## DATA FOR PROCESSING
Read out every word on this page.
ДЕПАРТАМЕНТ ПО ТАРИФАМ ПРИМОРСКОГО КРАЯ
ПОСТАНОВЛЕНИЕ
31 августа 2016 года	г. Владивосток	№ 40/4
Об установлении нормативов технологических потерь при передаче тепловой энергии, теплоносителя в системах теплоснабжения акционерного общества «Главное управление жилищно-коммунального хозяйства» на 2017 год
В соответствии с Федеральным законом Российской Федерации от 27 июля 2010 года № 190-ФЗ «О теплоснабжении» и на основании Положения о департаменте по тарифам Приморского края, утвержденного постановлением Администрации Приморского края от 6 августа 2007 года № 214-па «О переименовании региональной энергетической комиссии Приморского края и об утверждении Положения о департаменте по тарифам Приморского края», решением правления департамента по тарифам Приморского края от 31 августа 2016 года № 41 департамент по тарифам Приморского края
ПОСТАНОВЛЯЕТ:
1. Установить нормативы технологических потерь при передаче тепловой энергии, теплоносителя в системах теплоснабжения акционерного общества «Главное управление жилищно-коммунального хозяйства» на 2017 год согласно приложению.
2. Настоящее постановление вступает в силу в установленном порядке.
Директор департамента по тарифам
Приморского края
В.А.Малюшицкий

## WORK TO BE COMPLETED
Reproduce the data shown above exactly.

## SOLUTION TO THIS PROBLEM
Read out every word on this page.
ДЕПАРТАМЕНТ ПО ТАРИФАМ ПРИМОРСКОГО КРАЯ
ПОСТАНОВЛЕНИЕ
31 августа 2016 года	г. Владивосток	№ 40/4
Об установлении нормативов технологических потерь при передаче тепловой энергии, теплоносителя в системах теплоснабжения акционерного общества «Главное управление жилищно-коммунального хозяйства» на 2017 год
В соответствии с Федеральным законом Российской Федерации от 27 июля 2010 года № 190-ФЗ «О теплоснабжении» и на основании Положения о департаменте по тарифам Приморского края, утвержденного постановлением Администрации Приморского края от 6 августа 2007 года № 214-па «О переименовании региональной энергетической комиссии Приморского края и об утверждении Положения о департаменте по тарифам Приморского края», решением правления департамента по тарифам Приморского края от 31 августа 2016 года № 41 департамент по тарифам Приморского края
ПОСТАНОВЛЯЕТ:
1. Установить нормативы технологических потерь при передаче тепловой энергии, теплоносителя в системах теплоснабжения акционерного общества «Главное управление жилищно-коммунального хозяйства» на 2017 год согласно приложению.
2. Настоящее постановление вступает в силу в установленном порядке.
Директор департамента по тарифам
Приморского края
В.А.Малюшицкий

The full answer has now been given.